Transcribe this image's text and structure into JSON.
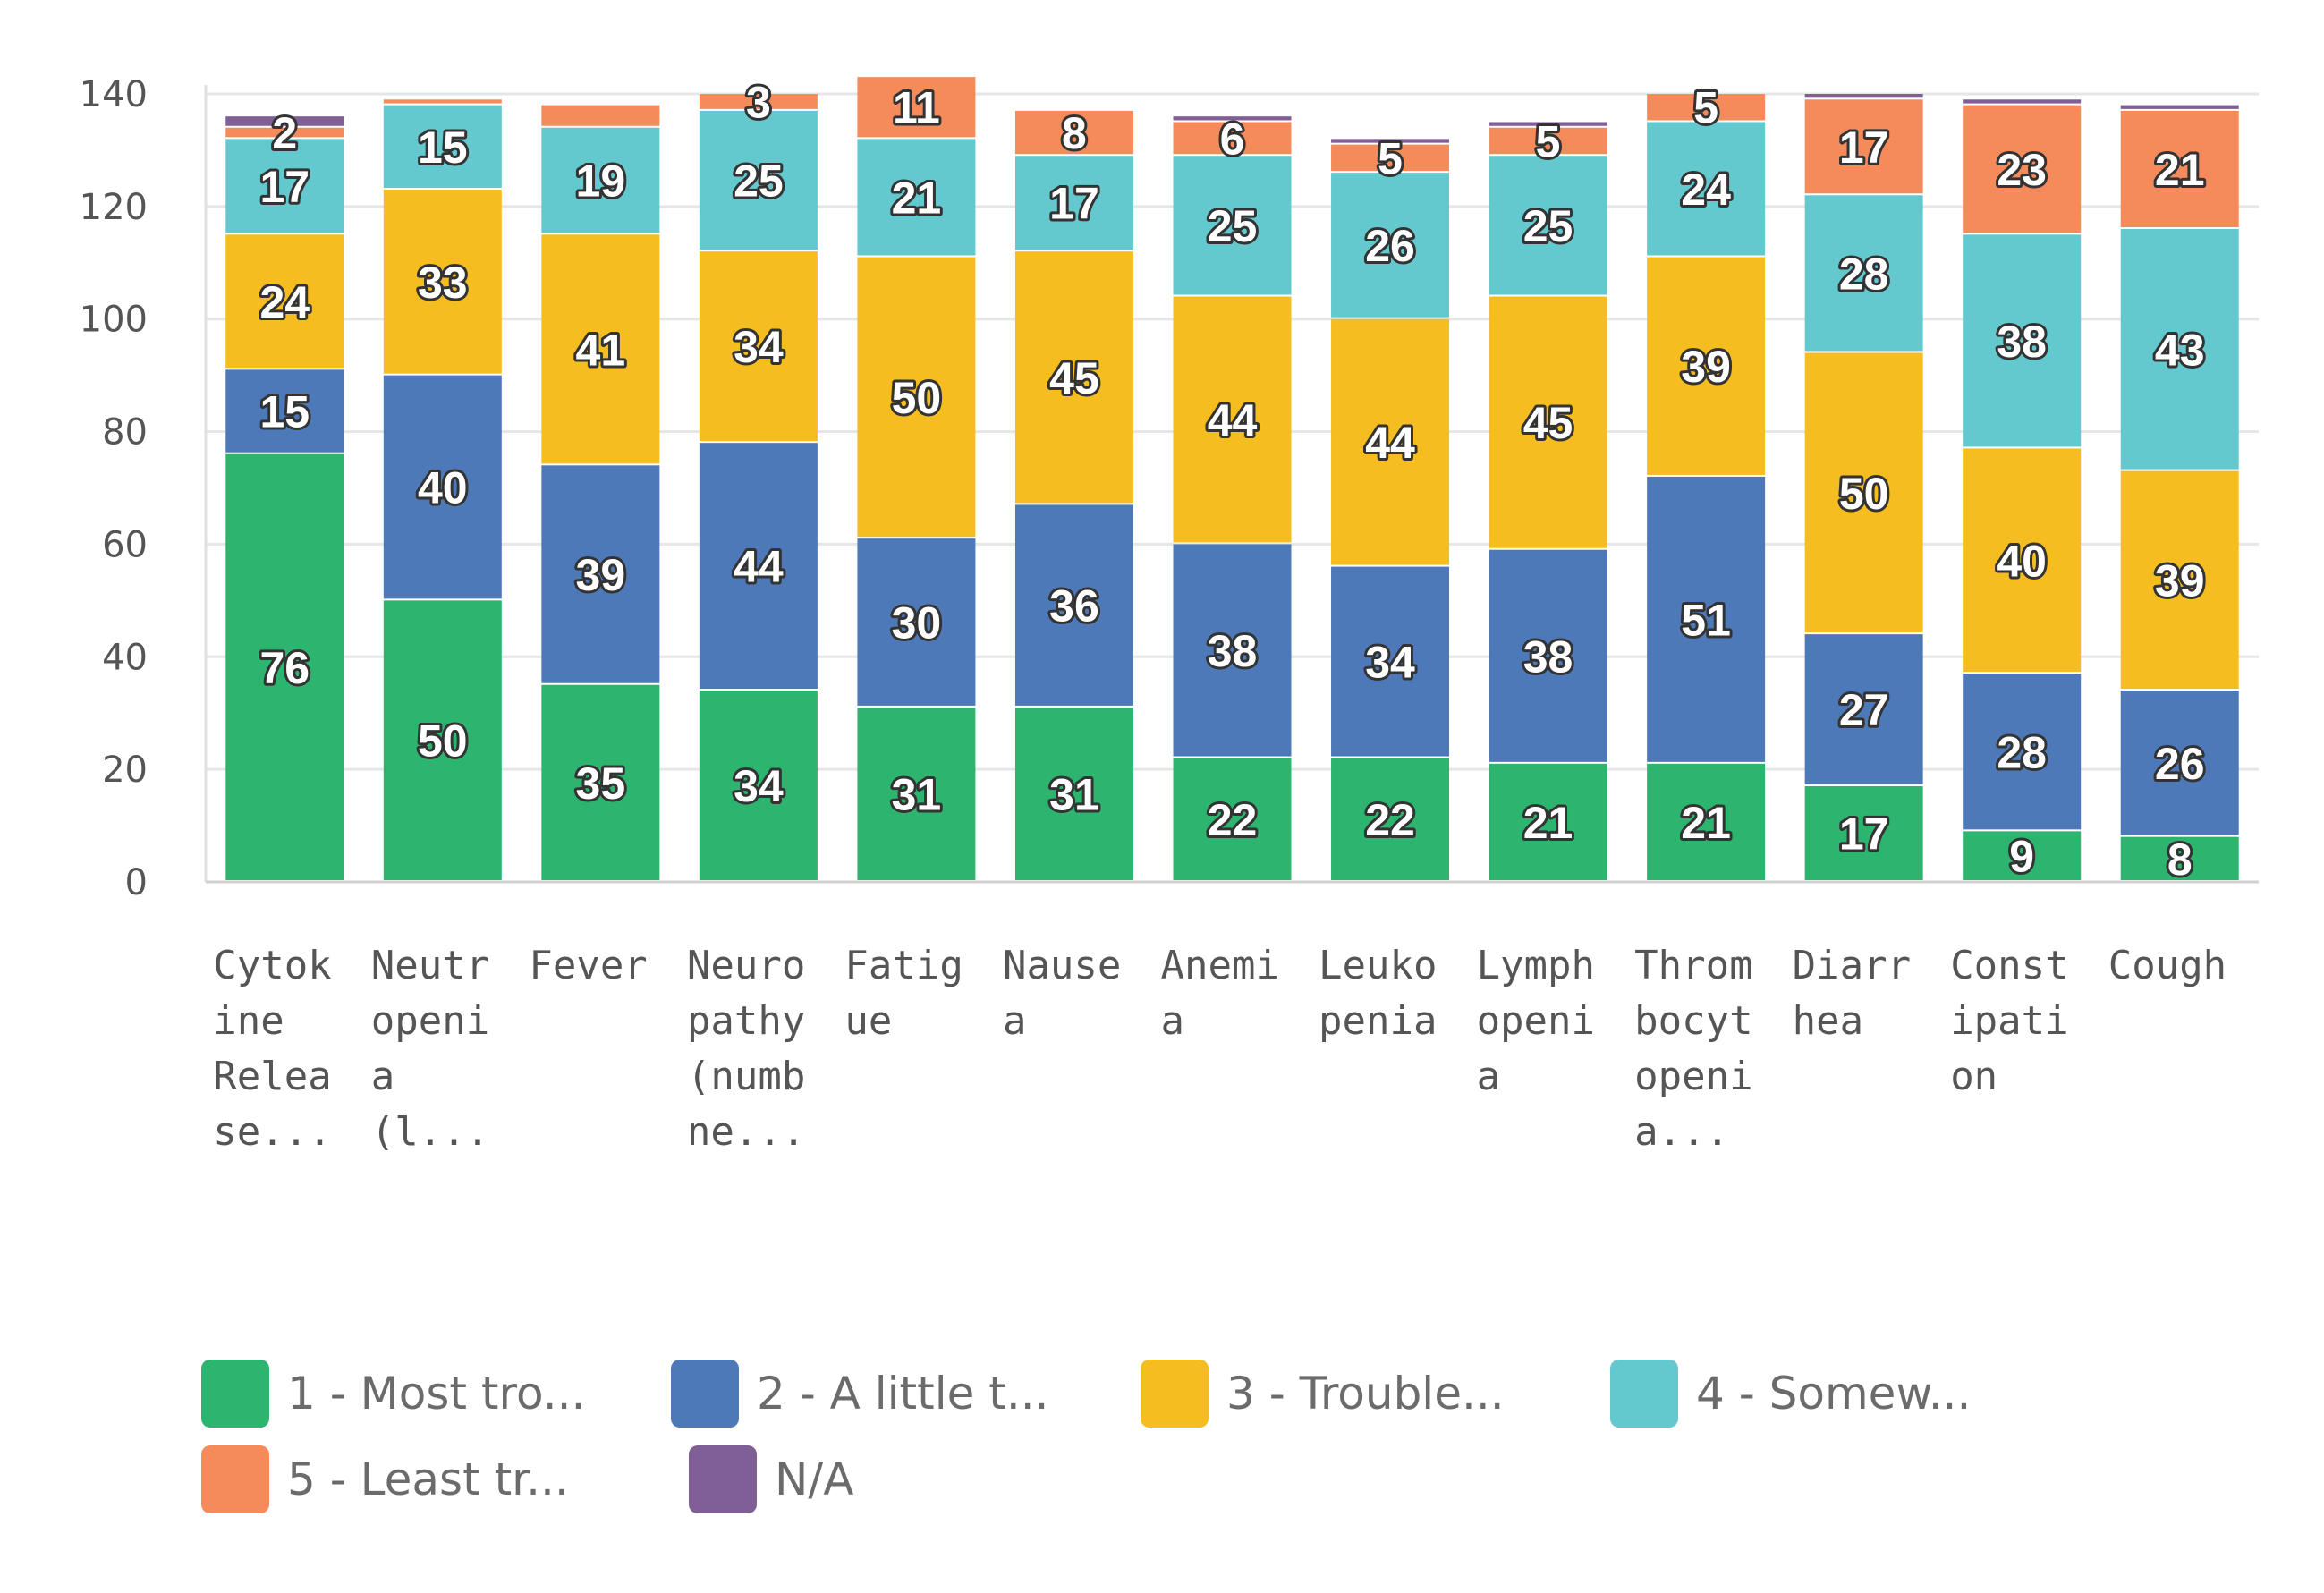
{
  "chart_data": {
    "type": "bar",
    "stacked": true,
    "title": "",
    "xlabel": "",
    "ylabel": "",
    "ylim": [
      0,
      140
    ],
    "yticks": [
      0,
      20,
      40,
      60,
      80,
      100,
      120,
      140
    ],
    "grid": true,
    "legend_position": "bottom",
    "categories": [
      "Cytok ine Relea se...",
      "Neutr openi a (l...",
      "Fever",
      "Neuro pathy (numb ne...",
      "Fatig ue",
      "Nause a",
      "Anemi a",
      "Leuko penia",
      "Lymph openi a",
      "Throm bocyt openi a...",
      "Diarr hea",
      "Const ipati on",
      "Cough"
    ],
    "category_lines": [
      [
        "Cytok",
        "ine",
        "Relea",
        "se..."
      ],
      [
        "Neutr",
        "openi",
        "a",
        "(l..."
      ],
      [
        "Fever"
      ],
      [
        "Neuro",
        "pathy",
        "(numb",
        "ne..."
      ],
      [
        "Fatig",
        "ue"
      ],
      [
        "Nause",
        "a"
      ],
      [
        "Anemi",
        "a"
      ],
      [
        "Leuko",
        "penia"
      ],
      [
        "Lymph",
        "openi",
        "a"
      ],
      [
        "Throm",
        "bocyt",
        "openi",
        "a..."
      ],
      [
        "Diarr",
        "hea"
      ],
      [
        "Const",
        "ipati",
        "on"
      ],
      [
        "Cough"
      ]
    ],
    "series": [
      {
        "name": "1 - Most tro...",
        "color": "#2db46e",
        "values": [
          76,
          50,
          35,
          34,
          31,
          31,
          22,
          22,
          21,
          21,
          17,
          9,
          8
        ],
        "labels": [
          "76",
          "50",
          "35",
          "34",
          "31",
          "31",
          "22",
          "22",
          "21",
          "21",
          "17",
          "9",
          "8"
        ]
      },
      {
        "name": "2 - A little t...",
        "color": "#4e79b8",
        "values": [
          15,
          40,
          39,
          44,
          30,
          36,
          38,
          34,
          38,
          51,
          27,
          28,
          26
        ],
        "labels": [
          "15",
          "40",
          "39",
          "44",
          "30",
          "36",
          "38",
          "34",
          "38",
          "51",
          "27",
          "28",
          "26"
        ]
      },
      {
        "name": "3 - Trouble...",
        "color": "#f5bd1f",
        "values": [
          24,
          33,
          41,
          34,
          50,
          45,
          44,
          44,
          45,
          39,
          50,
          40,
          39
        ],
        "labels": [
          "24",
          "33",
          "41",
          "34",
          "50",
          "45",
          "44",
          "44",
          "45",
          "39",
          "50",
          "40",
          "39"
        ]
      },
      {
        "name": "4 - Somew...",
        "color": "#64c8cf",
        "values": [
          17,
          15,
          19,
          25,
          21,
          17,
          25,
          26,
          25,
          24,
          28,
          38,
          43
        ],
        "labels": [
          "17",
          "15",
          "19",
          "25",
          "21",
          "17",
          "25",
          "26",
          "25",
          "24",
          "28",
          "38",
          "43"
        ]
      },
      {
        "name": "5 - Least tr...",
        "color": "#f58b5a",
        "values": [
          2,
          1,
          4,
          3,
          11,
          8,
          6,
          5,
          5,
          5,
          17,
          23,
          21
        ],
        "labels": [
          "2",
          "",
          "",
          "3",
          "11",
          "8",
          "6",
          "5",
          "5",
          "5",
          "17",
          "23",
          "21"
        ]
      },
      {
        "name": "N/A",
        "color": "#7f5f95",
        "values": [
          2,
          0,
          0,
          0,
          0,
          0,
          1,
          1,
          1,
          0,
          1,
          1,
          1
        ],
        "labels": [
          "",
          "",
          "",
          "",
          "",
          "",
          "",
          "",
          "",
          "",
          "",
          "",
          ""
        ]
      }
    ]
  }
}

Problem to work on ->
Take the listing above and restate it word for word, without its pictures.

Expected output ->
Transcribe this image's text and structure into JSON.
{
  "chart_data": {
    "type": "bar",
    "stacked": true,
    "title": "",
    "xlabel": "",
    "ylabel": "",
    "ylim": [
      0,
      140
    ],
    "yticks": [
      0,
      20,
      40,
      60,
      80,
      100,
      120,
      140
    ],
    "grid": true,
    "legend_position": "bottom",
    "categories": [
      "Cytok ine Relea se...",
      "Neutr openi a (l...",
      "Fever",
      "Neuro pathy (numb ne...",
      "Fatig ue",
      "Nause a",
      "Anemi a",
      "Leuko penia",
      "Lymph openi a",
      "Throm bocyt openi a...",
      "Diarr hea",
      "Const ipati on",
      "Cough"
    ],
    "category_lines": [
      [
        "Cytok",
        "ine",
        "Relea",
        "se..."
      ],
      [
        "Neutr",
        "openi",
        "a",
        "(l..."
      ],
      [
        "Fever"
      ],
      [
        "Neuro",
        "pathy",
        "(numb",
        "ne..."
      ],
      [
        "Fatig",
        "ue"
      ],
      [
        "Nause",
        "a"
      ],
      [
        "Anemi",
        "a"
      ],
      [
        "Leuko",
        "penia"
      ],
      [
        "Lymph",
        "openi",
        "a"
      ],
      [
        "Throm",
        "bocyt",
        "openi",
        "a..."
      ],
      [
        "Diarr",
        "hea"
      ],
      [
        "Const",
        "ipati",
        "on"
      ],
      [
        "Cough"
      ]
    ],
    "series": [
      {
        "name": "1 - Most tro...",
        "color": "#2db46e",
        "values": [
          76,
          50,
          35,
          34,
          31,
          31,
          22,
          22,
          21,
          21,
          17,
          9,
          8
        ],
        "labels": [
          "76",
          "50",
          "35",
          "34",
          "31",
          "31",
          "22",
          "22",
          "21",
          "21",
          "17",
          "9",
          "8"
        ]
      },
      {
        "name": "2 - A little t...",
        "color": "#4e79b8",
        "values": [
          15,
          40,
          39,
          44,
          30,
          36,
          38,
          34,
          38,
          51,
          27,
          28,
          26
        ],
        "labels": [
          "15",
          "40",
          "39",
          "44",
          "30",
          "36",
          "38",
          "34",
          "38",
          "51",
          "27",
          "28",
          "26"
        ]
      },
      {
        "name": "3 - Trouble...",
        "color": "#f5bd1f",
        "values": [
          24,
          33,
          41,
          34,
          50,
          45,
          44,
          44,
          45,
          39,
          50,
          40,
          39
        ],
        "labels": [
          "24",
          "33",
          "41",
          "34",
          "50",
          "45",
          "44",
          "44",
          "45",
          "39",
          "50",
          "40",
          "39"
        ]
      },
      {
        "name": "4 - Somew...",
        "color": "#64c8cf",
        "values": [
          17,
          15,
          19,
          25,
          21,
          17,
          25,
          26,
          25,
          24,
          28,
          38,
          43
        ],
        "labels": [
          "17",
          "15",
          "19",
          "25",
          "21",
          "17",
          "25",
          "26",
          "25",
          "24",
          "28",
          "38",
          "43"
        ]
      },
      {
        "name": "5 - Least tr...",
        "color": "#f58b5a",
        "values": [
          2,
          1,
          4,
          3,
          11,
          8,
          6,
          5,
          5,
          5,
          17,
          23,
          21
        ],
        "labels": [
          "2",
          "",
          "",
          "3",
          "11",
          "8",
          "6",
          "5",
          "5",
          "5",
          "17",
          "23",
          "21"
        ]
      },
      {
        "name": "N/A",
        "color": "#7f5f95",
        "values": [
          2,
          0,
          0,
          0,
          0,
          0,
          1,
          1,
          1,
          0,
          1,
          1,
          1
        ],
        "labels": [
          "",
          "",
          "",
          "",
          "",
          "",
          "",
          "",
          "",
          "",
          "",
          "",
          ""
        ]
      }
    ]
  }
}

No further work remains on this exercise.